• [OBJECTIVES]:
a) Answer these questions about the text, one per line:
(i) What two effects does the text say the railroad had at once?
(ii) What does the text say the poem's perfectly-rhymed couplets suggest?
(iii) In the poem, how many eggs does the traveler reckon the pocket holds if there is one egg in it?
b) Sum up the text in two sentences.

• [TEXT]:
This work anticipates a perspective that would gain even greater momentum after World War II, as American citizens — many who benefitted the comforts of industrial Empire — began to lament a lost connection with the land, and with agricultural tradition.

As Thomas Hardy would also register, the railroad at once eroded local culture while also allowing for easier commerce (economic, intellectual) with urban areas. To view rural place, or rural traditions, as a “better” or “more honest” than urban life was to engage in a distorting pastoral vision that ignored the intricate links between city and country. This compulsion, still alive and well today, damns the rural to “the past,” and allows people to pick and choose which elements of rural life to celebrate.

Robert Frost, a master of ambiguity and layers of meaning, seems to allude to much of this in his poem (he would no doubt love how The Lexicon of Sustainability illuminates these levels of knowledge) — even the perfectly-rhymed couplets suggest a harmonious pairing that the poem’s narrative sets out to complicate. “I am armed for war,” the speaker concludes. But, Frost leaves us to consider, at what cost?

The Egg And The Machine

He gave the solid rail a hateful kick.
From far away there came an answering tick
And then another tick. He knew the code:
His hate had roused an engine up the road.
He wished when he had had the track alone
He had attacked it with a club or stone
And bent some rail wide open like switch
So as to wreck the engine in the ditch.
Too late though, now, he had himself to thank.
Its click was rising to a nearer clank.
Here it came breasting like a horse in skirts.
(He stood well back for fear of scalding squirts.)
Then for a moment all there was was size
Confusion and a roar that drowned the cries
He raised against the gods in the machine.
Then once again the sandbank lay serene.
The traveler’s eye picked up a turtle train,
between the dotted feet a streak of tail,
And followed it to where he made out vague
But certain signs of buried turtle’s egg;
And probing with one finger not too rough,
He found suspicious sand, and sure enough,
The pocket of a little turtle mine.
If there was one egg in it there were nine,
Torpedo-like, with shell of gritty leather
All packed in sand to wait the trump together.
‘You’d better not disturb any more,’
He told the distance, ‘I am armed for war.

• [INFORMATION PROVIDED]:
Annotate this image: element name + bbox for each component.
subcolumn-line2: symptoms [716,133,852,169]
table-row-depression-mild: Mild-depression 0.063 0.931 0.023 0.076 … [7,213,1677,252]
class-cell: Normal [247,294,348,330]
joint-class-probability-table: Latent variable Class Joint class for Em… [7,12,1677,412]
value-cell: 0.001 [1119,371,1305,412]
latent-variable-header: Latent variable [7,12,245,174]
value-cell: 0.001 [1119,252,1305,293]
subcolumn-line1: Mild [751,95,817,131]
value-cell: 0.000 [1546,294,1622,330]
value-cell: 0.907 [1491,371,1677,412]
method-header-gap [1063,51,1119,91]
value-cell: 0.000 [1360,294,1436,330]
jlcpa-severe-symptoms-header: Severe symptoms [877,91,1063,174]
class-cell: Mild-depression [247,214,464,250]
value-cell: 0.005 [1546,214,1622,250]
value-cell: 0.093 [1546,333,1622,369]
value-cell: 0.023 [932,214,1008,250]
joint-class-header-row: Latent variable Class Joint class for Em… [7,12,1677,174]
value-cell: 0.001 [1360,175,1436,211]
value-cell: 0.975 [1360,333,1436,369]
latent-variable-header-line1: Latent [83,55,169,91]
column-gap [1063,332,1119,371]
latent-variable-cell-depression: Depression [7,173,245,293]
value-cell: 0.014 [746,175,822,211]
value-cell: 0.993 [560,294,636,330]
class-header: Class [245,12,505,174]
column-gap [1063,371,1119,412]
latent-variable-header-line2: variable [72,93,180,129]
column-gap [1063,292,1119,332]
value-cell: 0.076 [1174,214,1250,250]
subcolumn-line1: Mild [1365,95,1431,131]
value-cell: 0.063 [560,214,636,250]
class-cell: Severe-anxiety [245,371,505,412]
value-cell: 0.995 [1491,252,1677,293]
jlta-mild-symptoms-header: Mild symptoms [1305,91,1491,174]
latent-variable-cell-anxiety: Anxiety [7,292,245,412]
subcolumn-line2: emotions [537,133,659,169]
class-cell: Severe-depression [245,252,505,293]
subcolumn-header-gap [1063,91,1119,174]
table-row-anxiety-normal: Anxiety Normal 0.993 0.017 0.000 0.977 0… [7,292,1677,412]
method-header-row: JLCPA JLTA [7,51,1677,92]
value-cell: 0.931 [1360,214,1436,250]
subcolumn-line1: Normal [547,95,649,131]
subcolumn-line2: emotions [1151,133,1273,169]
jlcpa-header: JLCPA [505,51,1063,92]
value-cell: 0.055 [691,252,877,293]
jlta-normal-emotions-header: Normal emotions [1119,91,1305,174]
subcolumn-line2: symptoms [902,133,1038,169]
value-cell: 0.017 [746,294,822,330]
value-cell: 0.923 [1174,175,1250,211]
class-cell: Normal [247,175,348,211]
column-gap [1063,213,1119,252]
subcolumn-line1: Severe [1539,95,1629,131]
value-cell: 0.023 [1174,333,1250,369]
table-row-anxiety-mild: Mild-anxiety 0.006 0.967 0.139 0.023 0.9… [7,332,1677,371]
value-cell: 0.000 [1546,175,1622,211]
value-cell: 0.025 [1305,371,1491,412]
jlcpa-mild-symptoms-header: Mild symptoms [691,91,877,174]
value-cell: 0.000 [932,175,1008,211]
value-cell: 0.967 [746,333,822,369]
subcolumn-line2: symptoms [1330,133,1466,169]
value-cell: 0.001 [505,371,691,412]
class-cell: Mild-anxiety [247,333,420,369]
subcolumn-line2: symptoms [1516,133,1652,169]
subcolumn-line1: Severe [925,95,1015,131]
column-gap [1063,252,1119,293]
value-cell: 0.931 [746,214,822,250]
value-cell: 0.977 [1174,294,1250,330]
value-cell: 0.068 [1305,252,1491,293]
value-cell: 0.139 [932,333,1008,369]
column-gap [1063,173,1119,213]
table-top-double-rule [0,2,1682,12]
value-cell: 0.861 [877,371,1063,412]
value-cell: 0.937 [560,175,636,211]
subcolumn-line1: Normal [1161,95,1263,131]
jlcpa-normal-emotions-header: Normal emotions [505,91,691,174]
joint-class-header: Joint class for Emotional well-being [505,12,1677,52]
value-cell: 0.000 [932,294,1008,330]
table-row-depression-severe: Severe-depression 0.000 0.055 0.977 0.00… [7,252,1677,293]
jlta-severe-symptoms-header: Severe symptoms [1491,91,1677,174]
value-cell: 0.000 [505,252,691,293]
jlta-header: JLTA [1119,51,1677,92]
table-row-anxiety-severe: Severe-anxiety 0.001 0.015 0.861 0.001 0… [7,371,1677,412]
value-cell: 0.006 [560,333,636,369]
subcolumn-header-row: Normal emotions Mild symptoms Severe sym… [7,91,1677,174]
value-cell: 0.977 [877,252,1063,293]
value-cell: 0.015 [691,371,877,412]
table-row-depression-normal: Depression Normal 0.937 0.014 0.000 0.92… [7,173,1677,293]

• [RESPONSES]:
a)
(i) It eroded local culture while also allowing for easier commerce (economic, intellectual) with urban areas.
(ii) They suggest a harmonious pairing that the poem's narrative sets out to complicate.
(iii) Nine.

b) The text says the railroad both eroded local culture and eased commerce with urban areas, and that viewing rural life as better than urban life is a distorting pastoral vision that ignores the links between city and country. It then gives Robert Frost's poem "The Egg And The Machine," in which a man kicks a rail and an engine roars past, after which he finds buried turtle eggs and tells the distance he is armed for war.